Items from a figure collection
________________________________________

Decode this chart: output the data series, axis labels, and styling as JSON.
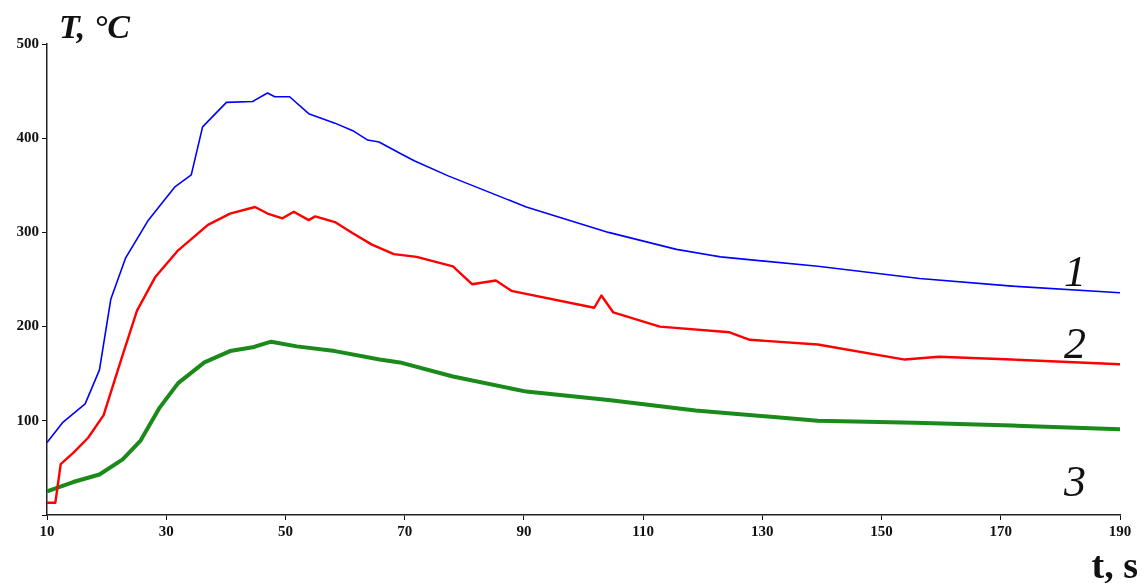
{
  "chart_data": {
    "type": "line",
    "xlabel": "t, s",
    "ylabel": "T, °C",
    "xlim": [
      10,
      190
    ],
    "xticks": [
      10,
      30,
      50,
      70,
      90,
      110,
      130,
      150,
      170,
      190
    ],
    "ylim": [
      0,
      500
    ],
    "yticks": [
      {
        "value": 0,
        "label": null
      },
      100,
      200,
      300,
      400,
      500
    ],
    "grid": false,
    "legend": false,
    "marker": "none",
    "line_style": "solid",
    "series": [
      {
        "name": "1",
        "color": "#0000ff",
        "x": [
          10,
          12.6,
          16.4,
          18.8,
          20.7,
          23.2,
          27,
          31.4,
          34.2,
          36.1,
          40.1,
          44.5,
          47,
          48.2,
          50.7,
          53.9,
          58.3,
          61.3,
          63.8,
          65.7,
          69.2,
          71.6,
          77.3,
          90.4,
          104.2,
          115.6,
          123,
          139.3,
          156.4,
          171.9,
          190
        ],
        "values": [
          77,
          98,
          118,
          154,
          229,
          273,
          313,
          348,
          361,
          412,
          438,
          439,
          448,
          444,
          444,
          426,
          416,
          408,
          398,
          396,
          384,
          376,
          360,
          327,
          300,
          282,
          274,
          264,
          251,
          243,
          236
        ]
      },
      {
        "name": "2",
        "color": "#ff0000",
        "x": [
          10,
          11.4,
          12.3,
          14.4,
          16.9,
          19.5,
          21.3,
          22.7,
          25.1,
          28.2,
          32,
          37,
          40.7,
          44.9,
          47,
          49.5,
          51.4,
          53.9,
          55,
          58.3,
          61.3,
          64.5,
          68.2,
          72,
          78.1,
          81.3,
          85.3,
          87.9,
          101.8,
          103,
          105,
          112.8,
          124.5,
          127.9,
          139.3,
          153.9,
          159.6,
          171.9,
          190
        ],
        "values": [
          13,
          13,
          54,
          66,
          82,
          106,
          142,
          170,
          217,
          253,
          281,
          308,
          320,
          327,
          320,
          315,
          322,
          313,
          317,
          311,
          299,
          287,
          277,
          274,
          264,
          245,
          249,
          238,
          220,
          233,
          215,
          200,
          194,
          186,
          181,
          165,
          168,
          165,
          160
        ]
      },
      {
        "name": "3",
        "color": "#1a8a1a",
        "x": [
          10,
          14.4,
          18.8,
          22.7,
          25.7,
          28.9,
          32,
          36.4,
          40.7,
          44.5,
          47.6,
          51.9,
          58.3,
          65.8,
          69.2,
          78.1,
          90.4,
          104.2,
          118.8,
          139.3,
          155.6,
          171.9,
          190
        ],
        "values": [
          25,
          35,
          43,
          59,
          79,
          114,
          140,
          162,
          174,
          178,
          184,
          179,
          174,
          165,
          162,
          147,
          131,
          122,
          111,
          100,
          98,
          95,
          91
        ]
      }
    ]
  }
}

________________________________________

- **Aim of the exercise**: The pictures should not appear in the copy; every other part of the records above must be returned exactly.

- **Solution to the problem**:
Decode this chart: output the data series, axis labels, and styling as JSON.
{
  "chart_data": {
    "type": "line",
    "xlabel": "t, s",
    "ylabel": "T, °C",
    "xlim": [
      10,
      190
    ],
    "xticks": [
      10,
      30,
      50,
      70,
      90,
      110,
      130,
      150,
      170,
      190
    ],
    "ylim": [
      0,
      500
    ],
    "yticks": [
      {
        "value": 0,
        "label": null
      },
      100,
      200,
      300,
      400,
      500
    ],
    "grid": false,
    "legend": false,
    "marker": "none",
    "line_style": "solid",
    "series": [
      {
        "name": "1",
        "color": "#0000ff",
        "x": [
          10,
          12.6,
          16.4,
          18.8,
          20.7,
          23.2,
          27,
          31.4,
          34.2,
          36.1,
          40.1,
          44.5,
          47,
          48.2,
          50.7,
          53.9,
          58.3,
          61.3,
          63.8,
          65.7,
          69.2,
          71.6,
          77.3,
          90.4,
          104.2,
          115.6,
          123,
          139.3,
          156.4,
          171.9,
          190
        ],
        "values": [
          77,
          98,
          118,
          154,
          229,
          273,
          313,
          348,
          361,
          412,
          438,
          439,
          448,
          444,
          444,
          426,
          416,
          408,
          398,
          396,
          384,
          376,
          360,
          327,
          300,
          282,
          274,
          264,
          251,
          243,
          236
        ]
      },
      {
        "name": "2",
        "color": "#ff0000",
        "x": [
          10,
          11.4,
          12.3,
          14.4,
          16.9,
          19.5,
          21.3,
          22.7,
          25.1,
          28.2,
          32,
          37,
          40.7,
          44.9,
          47,
          49.5,
          51.4,
          53.9,
          55,
          58.3,
          61.3,
          64.5,
          68.2,
          72,
          78.1,
          81.3,
          85.3,
          87.9,
          101.8,
          103,
          105,
          112.8,
          124.5,
          127.9,
          139.3,
          153.9,
          159.6,
          171.9,
          190
        ],
        "values": [
          13,
          13,
          54,
          66,
          82,
          106,
          142,
          170,
          217,
          253,
          281,
          308,
          320,
          327,
          320,
          315,
          322,
          313,
          317,
          311,
          299,
          287,
          277,
          274,
          264,
          245,
          249,
          238,
          220,
          233,
          215,
          200,
          194,
          186,
          181,
          165,
          168,
          165,
          160
        ]
      },
      {
        "name": "3",
        "color": "#1a8a1a",
        "x": [
          10,
          14.4,
          18.8,
          22.7,
          25.7,
          28.9,
          32,
          36.4,
          40.7,
          44.5,
          47.6,
          51.9,
          58.3,
          65.8,
          69.2,
          78.1,
          90.4,
          104.2,
          118.8,
          139.3,
          155.6,
          171.9,
          190
        ],
        "values": [
          25,
          35,
          43,
          59,
          79,
          114,
          140,
          162,
          174,
          178,
          184,
          179,
          174,
          165,
          162,
          147,
          131,
          122,
          111,
          100,
          98,
          95,
          91
        ]
      }
    ]
  }
}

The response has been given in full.